[Dataset entries on figures]
begin

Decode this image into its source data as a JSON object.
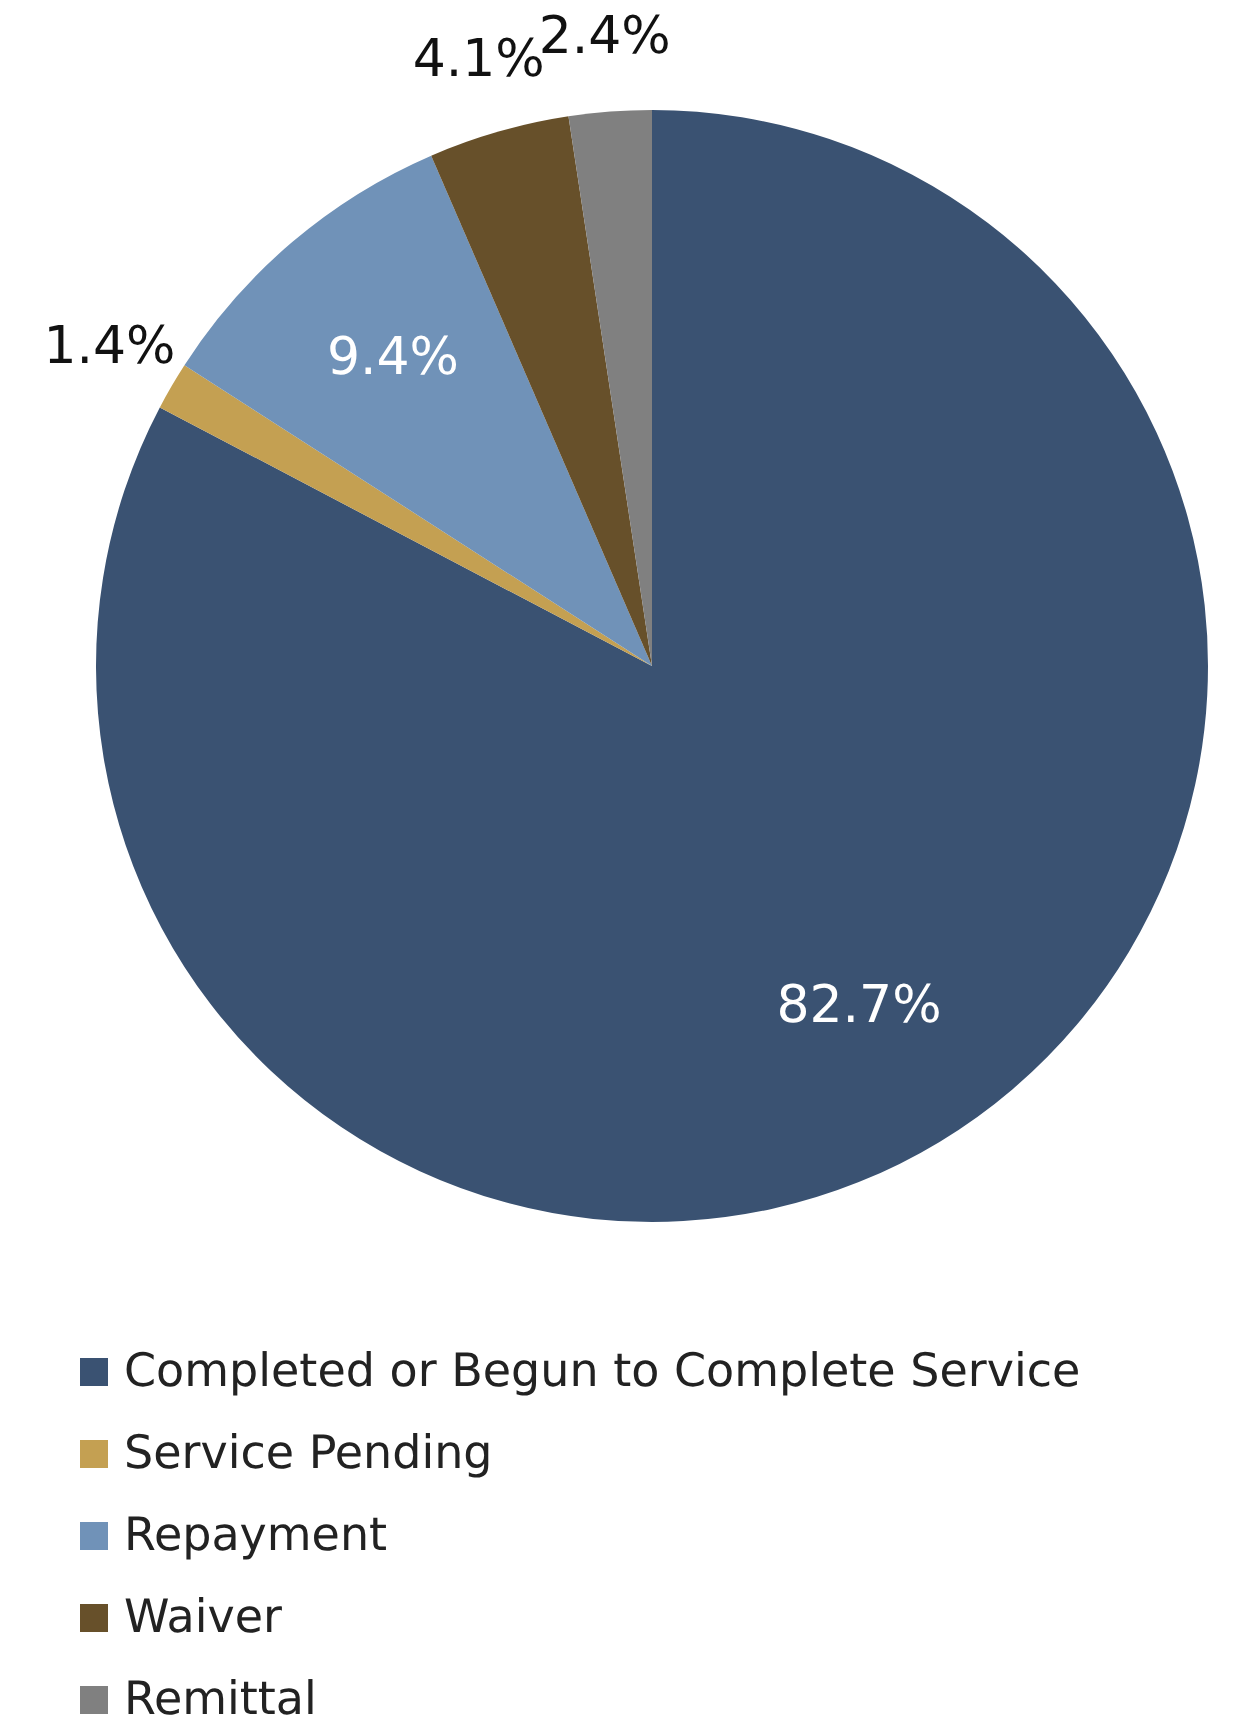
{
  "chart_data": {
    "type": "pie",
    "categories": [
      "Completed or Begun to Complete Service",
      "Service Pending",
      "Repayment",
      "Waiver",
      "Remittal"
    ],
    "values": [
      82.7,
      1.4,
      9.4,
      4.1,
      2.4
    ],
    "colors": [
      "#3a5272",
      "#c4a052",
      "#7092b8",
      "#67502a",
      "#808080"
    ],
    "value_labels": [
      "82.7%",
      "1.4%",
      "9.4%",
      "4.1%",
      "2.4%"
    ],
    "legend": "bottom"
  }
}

end
begin

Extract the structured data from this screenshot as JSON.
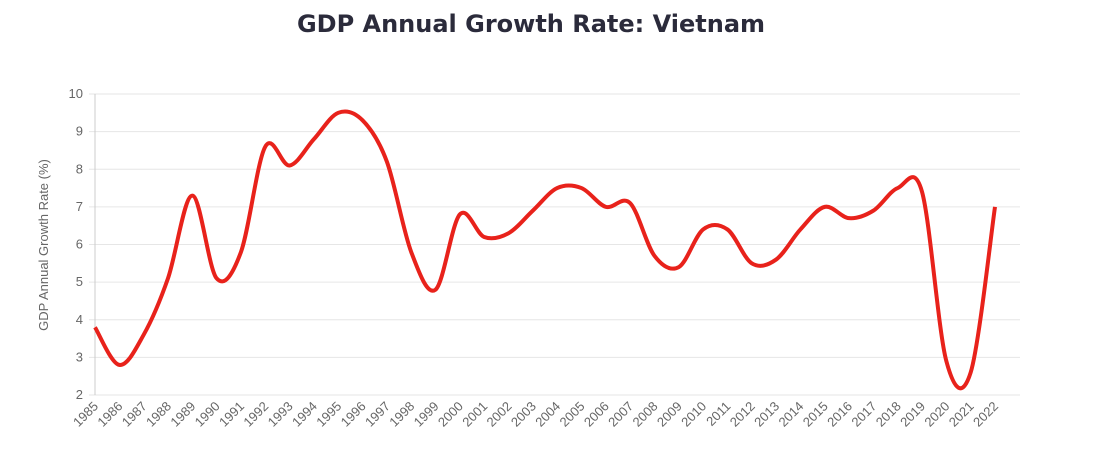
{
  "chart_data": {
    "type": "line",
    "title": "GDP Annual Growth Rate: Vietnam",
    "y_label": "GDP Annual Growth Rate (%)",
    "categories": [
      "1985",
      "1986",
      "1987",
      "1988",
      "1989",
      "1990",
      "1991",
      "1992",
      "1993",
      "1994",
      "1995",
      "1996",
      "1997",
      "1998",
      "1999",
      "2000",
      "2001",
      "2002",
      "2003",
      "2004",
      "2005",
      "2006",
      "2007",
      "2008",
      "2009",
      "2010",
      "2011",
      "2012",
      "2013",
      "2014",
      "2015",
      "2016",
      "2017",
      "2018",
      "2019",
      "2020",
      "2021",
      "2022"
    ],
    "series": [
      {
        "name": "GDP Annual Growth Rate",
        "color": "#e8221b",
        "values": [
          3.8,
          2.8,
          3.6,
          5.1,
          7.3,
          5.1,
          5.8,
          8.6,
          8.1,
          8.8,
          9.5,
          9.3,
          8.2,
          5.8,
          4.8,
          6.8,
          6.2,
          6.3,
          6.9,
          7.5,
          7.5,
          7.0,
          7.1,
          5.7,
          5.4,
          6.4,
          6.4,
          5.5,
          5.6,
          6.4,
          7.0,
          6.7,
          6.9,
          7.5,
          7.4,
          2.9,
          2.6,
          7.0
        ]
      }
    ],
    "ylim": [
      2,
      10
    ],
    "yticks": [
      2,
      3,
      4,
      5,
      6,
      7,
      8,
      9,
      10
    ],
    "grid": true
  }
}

end

* Goal of the exercise
Scan the material above. Return every line containing the string "Rate".

* Problem solution
    "title": "GDP Annual Growth Rate: Vietnam",
    "y_label": "GDP Annual Growth Rate (%)",
        "name": "GDP Annual Growth Rate",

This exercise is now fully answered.